STATED GOAL: Pull out every line in the data that has the string "during" in it.

— Start of RECORDS PROVIDED —

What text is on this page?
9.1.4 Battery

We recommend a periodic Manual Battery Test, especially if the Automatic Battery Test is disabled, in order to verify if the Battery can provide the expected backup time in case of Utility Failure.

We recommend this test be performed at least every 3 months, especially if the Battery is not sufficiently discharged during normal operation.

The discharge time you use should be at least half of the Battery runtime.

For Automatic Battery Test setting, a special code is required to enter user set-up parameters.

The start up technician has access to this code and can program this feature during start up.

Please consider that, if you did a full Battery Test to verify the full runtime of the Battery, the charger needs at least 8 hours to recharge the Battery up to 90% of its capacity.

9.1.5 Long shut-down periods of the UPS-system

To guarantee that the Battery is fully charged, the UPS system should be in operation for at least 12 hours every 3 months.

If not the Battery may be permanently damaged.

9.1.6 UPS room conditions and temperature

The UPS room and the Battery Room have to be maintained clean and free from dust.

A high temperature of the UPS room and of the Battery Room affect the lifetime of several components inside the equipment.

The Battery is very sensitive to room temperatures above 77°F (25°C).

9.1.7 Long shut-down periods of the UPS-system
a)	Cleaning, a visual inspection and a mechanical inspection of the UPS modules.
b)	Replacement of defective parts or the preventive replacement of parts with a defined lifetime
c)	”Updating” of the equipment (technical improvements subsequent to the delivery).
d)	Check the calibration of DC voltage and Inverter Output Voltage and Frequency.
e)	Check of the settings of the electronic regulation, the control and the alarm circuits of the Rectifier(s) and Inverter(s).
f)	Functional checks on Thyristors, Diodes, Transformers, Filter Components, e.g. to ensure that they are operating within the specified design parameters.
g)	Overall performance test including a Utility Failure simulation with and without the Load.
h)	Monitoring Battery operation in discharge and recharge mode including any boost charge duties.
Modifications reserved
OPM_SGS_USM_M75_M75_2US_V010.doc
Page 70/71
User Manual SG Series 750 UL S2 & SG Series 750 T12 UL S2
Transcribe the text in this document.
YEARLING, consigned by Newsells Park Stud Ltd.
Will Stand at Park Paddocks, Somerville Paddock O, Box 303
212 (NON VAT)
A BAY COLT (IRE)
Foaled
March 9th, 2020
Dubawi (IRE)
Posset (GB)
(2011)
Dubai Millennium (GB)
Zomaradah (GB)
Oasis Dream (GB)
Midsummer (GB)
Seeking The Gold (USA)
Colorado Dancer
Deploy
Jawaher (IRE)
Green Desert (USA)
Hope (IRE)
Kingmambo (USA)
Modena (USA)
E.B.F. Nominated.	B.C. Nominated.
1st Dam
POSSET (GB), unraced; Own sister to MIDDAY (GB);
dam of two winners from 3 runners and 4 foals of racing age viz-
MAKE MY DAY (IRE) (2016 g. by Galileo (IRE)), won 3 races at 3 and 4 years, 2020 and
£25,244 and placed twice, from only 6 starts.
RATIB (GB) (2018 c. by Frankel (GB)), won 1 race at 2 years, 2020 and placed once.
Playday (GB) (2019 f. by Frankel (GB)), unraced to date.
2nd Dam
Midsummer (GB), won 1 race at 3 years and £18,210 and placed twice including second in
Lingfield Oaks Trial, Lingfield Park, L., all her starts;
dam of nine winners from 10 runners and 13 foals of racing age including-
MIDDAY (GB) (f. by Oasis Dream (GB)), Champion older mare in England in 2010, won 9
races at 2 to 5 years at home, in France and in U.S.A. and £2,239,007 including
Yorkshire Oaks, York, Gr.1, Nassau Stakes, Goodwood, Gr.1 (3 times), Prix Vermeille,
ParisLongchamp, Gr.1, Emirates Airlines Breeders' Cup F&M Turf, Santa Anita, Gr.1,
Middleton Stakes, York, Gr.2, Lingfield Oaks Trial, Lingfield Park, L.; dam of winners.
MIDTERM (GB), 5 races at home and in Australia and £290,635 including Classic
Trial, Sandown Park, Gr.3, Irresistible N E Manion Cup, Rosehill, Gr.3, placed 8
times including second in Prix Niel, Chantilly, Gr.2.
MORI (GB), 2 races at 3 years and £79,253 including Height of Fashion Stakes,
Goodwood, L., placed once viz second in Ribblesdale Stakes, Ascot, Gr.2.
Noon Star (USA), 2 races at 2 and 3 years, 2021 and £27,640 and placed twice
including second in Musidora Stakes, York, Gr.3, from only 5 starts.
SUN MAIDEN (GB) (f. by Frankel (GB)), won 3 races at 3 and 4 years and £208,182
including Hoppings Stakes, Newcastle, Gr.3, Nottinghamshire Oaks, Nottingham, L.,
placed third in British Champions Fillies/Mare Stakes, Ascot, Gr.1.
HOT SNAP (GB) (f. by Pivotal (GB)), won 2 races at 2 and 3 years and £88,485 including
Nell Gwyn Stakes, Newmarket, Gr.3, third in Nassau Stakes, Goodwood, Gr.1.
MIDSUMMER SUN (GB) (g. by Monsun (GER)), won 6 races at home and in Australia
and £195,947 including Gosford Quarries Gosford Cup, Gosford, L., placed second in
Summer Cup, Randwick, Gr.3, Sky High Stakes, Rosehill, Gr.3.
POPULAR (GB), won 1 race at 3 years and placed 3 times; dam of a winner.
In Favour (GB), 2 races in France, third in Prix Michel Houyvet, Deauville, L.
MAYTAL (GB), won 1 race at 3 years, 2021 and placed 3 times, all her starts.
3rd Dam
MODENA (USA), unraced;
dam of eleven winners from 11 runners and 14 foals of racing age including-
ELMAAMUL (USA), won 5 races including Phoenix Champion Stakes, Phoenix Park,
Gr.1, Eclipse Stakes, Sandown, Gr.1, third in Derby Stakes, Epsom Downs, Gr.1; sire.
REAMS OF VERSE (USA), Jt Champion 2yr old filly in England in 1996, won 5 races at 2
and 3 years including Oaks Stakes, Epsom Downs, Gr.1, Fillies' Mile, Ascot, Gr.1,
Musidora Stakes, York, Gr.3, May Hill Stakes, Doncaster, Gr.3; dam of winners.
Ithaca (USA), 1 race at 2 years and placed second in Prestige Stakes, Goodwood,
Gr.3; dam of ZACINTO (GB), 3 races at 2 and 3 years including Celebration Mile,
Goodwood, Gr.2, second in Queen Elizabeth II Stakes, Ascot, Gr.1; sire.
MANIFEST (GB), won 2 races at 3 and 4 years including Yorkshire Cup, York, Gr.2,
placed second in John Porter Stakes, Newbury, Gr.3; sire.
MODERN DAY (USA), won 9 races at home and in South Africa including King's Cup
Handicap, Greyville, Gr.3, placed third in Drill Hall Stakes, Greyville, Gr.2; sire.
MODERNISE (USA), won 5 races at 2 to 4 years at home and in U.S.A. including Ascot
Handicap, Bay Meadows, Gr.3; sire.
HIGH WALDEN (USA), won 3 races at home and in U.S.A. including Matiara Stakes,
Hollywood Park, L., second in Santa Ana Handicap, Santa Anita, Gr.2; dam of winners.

— End of RECORDS PROVIDED —

SOLVED EXERCISE:
We recommend this test be performed at least every 3 months, especially if the Battery is not sufficiently discharged during normal operation.
The start up technician has access to this code and can program this feature during start up.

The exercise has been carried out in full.